## Dokumenttext
⁂

Unzulässigkeit aller „vorangekreuzten“ Kästchen
Es liegt auf der Hand, dass das Unternehmen schon diese eher formalen Vorgaben nicht beachtet hat, weil die Kästchen vorangekreuzt waren. Ein Vertrag mit einem vorangekreuzten Kästchen ist nicht als Nachweis für eine Einwilligung geeignet.
Fehlende Wahlfreiheit des Kunden
Die Wirksamkeit der Einwilligung scheitert zudem an der fehlenden Wahlfreiheit des Kunden. Weigert sich ein Kunde, die Einwilligung zu unterschreiben, verlangt das Unternehmen von ihm eine schriftliche Erklärung, dass er in die Aufbewahrung von Kopien seines Ausweisdokuments nicht einwilligt.
Den Vertrag bekommt er dann jedoch trotzdem. Die Aufforderung zu einer solchen zusätzlichen Erklärung beeinträchtigt die freie Entscheidung des Kunden, sich für oder gegen die Aufbewahrung von Kopien zu entscheiden.
Ergebnis des Gerichts
Im Ergebnis gilt somit:
Ein Vertrag ist nicht dazu geeignet, eine Einwilligung nachzuweisen,
- wenn das Kästchen im Vertrag, aus dem sich die Einwilligung ergeben soll, schon vorangekreuzt ist – auch wenn ein Mitarbeiter es erst beim Gespräch mit dem Kunden ankreuzt, oder
- wenn für den Kunden nicht klar ist, dass er den gewünschten Vertrag auch erhalten kann, obwohl er sich weigert, in die Verarbeitung seiner Daten einzuwilligen, oder
- wenn die freie Entscheidung des Kunden dadurch beeinträchtigt wird, dass das Unternehmen von ihm verlangt, die Verweigerung seiner Einwilligung in einem Formular schriftlich zu bestätigen.
Gleich mehrere Hintertürchen geschlossen
Damit hat das Gericht bildlich gesprochen mehrere Hintertürchen im Zusammenhang mit dem Einholen einer Einwilligung geschlossen. Eine Einwilligung ist positiv ausgedrückt nur dann wirksam, wenn
- der Kunde das Kästchen, aus dem sich eine Einwilligung ergeben soll, selbst ankreuzt und
- der Kunde genau erkennen kann, was von seiner Einwilligung abhängt und was nicht und
- der Kunde die Tatsache, dass er eine Einwilligung verweigert, nicht zusätzlich dokumentieren muss.

⁂

## Anstehende Aufgaben
a - Beantworte anhand des Textes über die Einwilligung diese Fragen:
(i) Was verlangt das Unternehmen von einem Kunden, der sich weigert, die Einwilligung zu unterschreiben?
(ii) Wer muss das Kästchen ankreuzen, damit eine Einwilligung wirksam ist?
(iii) Was hat das Gericht bildlich gesprochen geschlossen?
b - Tausche im Text über die Einwilligung „Mitarbeiter“ gegen „Angestellter“ aus. Gib dann den Abschnitt wieder, der mit den Worten um „Ergebnis des Gerichts“ beginnt und mit „schriftlich zu bestätigen.“ endet.
Stütze dich dabei ausschließlich auf den Text über die Einwilligung.

## Bereitgestelltes Material
⁂

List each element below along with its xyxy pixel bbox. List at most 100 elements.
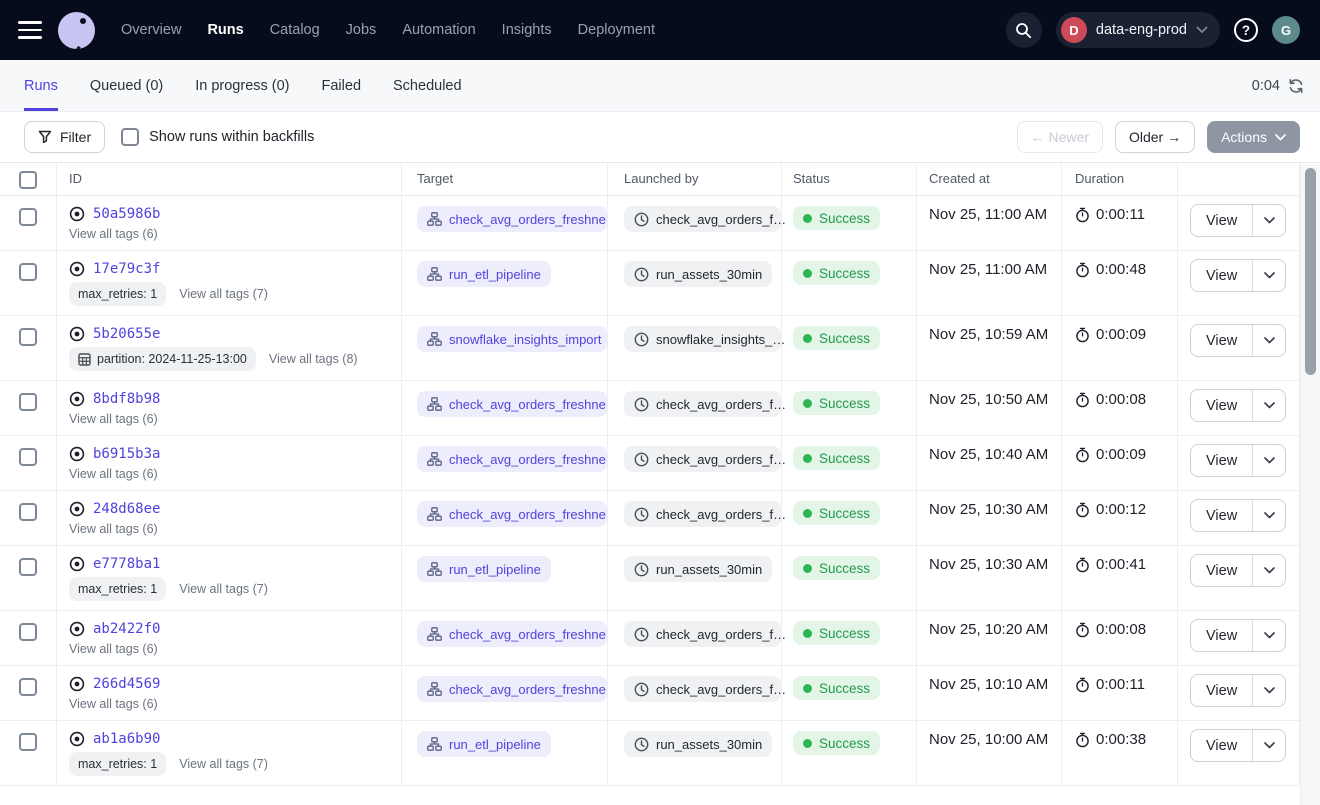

⁂

## Schriftliche Antworten
a -
(i) Es verlangt eine schriftliche Erklärung, dass er in die Aufbewahrung von Kopien seines Ausweisdokuments nicht einwilligt.
(ii) Der Kunde muss es selbst ankreuzen.
(iii) Es hat mehrere Hintertürchen im Zusammenhang mit dem Einholen einer Einwilligung geschlossen.

b -
Ergebnis des Gerichts
Im Ergebnis gilt somit:
Ein Vertrag ist nicht dazu geeignet, eine Einwilligung nachzuweisen,
- wenn das Kästchen im Vertrag, aus dem sich die Einwilligung ergeben soll, schon vorangekreuzt ist – auch wenn ein Angestellter es erst beim Gespräch mit dem Kunden ankreuzt, oder
- wenn für den Kunden nicht klar ist, dass er den gewünschten Vertrag auch erhalten kann, obwohl er sich weigert, in die Verarbeitung seiner Daten einzuwilligen, oder
- wenn die freie Entscheidung des Kunden dadurch beeinträchtigt wird, dass das Unternehmen von ihm verlangt, die Verweigerung seiner Einwilligung in einem Formular schriftlich zu bestätigen.